Dataset excerpt

-- START --

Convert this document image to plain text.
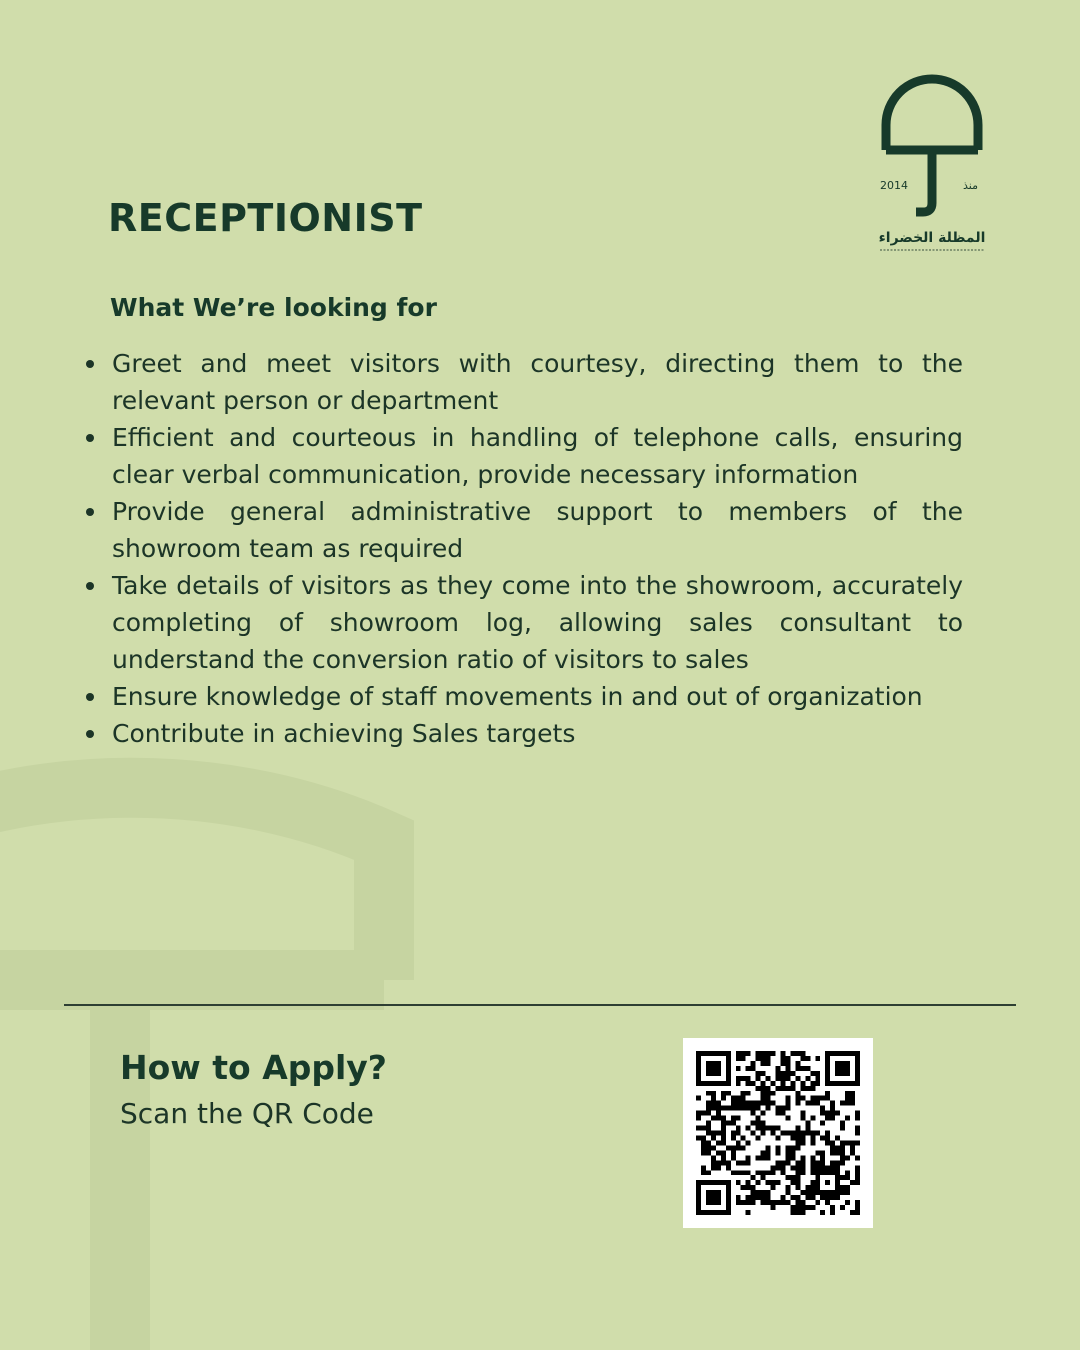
2014	منذ
المظلة الخضراء
RECEPTIONIST
What We’re looking for
Greet and meet visitors with courtesy, directing them to the relevant person or department
Efficient and courteous in handling of telephone calls, ensuring clear verbal communication, provide necessary information
Provide general administrative support to members of the showroom team as required
Take details of visitors as they come into the showroom, accurately completing of showroom log, allowing sales consultant to understand the conversion ratio of visitors to sales
Ensure knowledge of staff movements in and out of organization
Contribute in achieving Sales targets
How to Apply?

Scan the QR Code
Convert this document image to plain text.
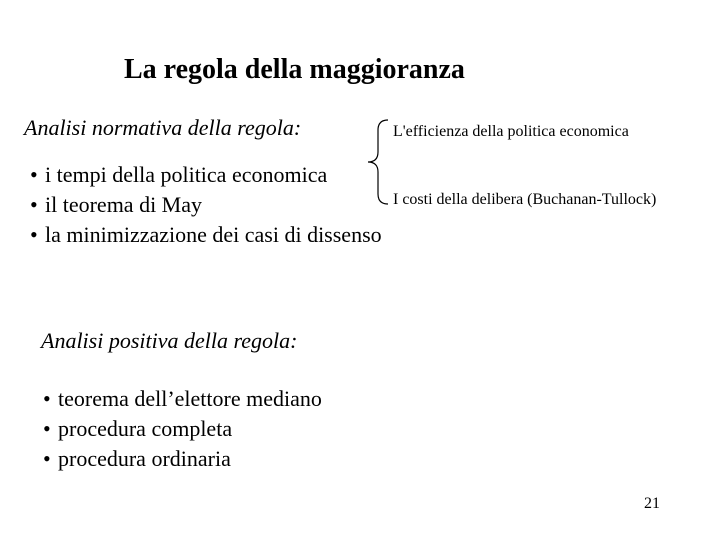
La regola della maggioranza
Analisi normativa della regola:
• i tempi della politica economica
• il teorema di May
• la minimizzazione dei casi di dissenso
L'efficienza della politica economica
I costi della delibera (Buchanan-Tullock)
Analisi positiva della regola:
• teorema dell’elettore mediano
• procedura completa
• procedura ordinaria
21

-- END --

__Set problem__:
Reproduce the data above in full, exactly as it is, with the pictures left out.

__Response to this task__:
Convert this document image to plain text.
2014	منذ
المظلة الخضراء
RECEPTIONIST
What We’re looking for
Greet and meet visitors with courtesy, directing them to the relevant person or department
Efficient and courteous in handling of telephone calls, ensuring clear verbal communication, provide necessary information
Provide general administrative support to members of the showroom team as required
Take details of visitors as they come into the showroom, accurately completing of showroom log, allowing sales consultant to understand the conversion ratio of visitors to sales
Ensure knowledge of staff movements in and out of organization
Contribute in achieving Sales targets
How to Apply?

Scan the QR Code
Convert this document image to plain text.
La regola della maggioranza
Analisi normativa della regola:
• i tempi della politica economica
• il teorema di May
• la minimizzazione dei casi di dissenso
L'efficienza della politica economica
I costi della delibera (Buchanan-Tullock)
Analisi positiva della regola:
• teorema dell’elettore mediano
• procedura completa
• procedura ordinaria
21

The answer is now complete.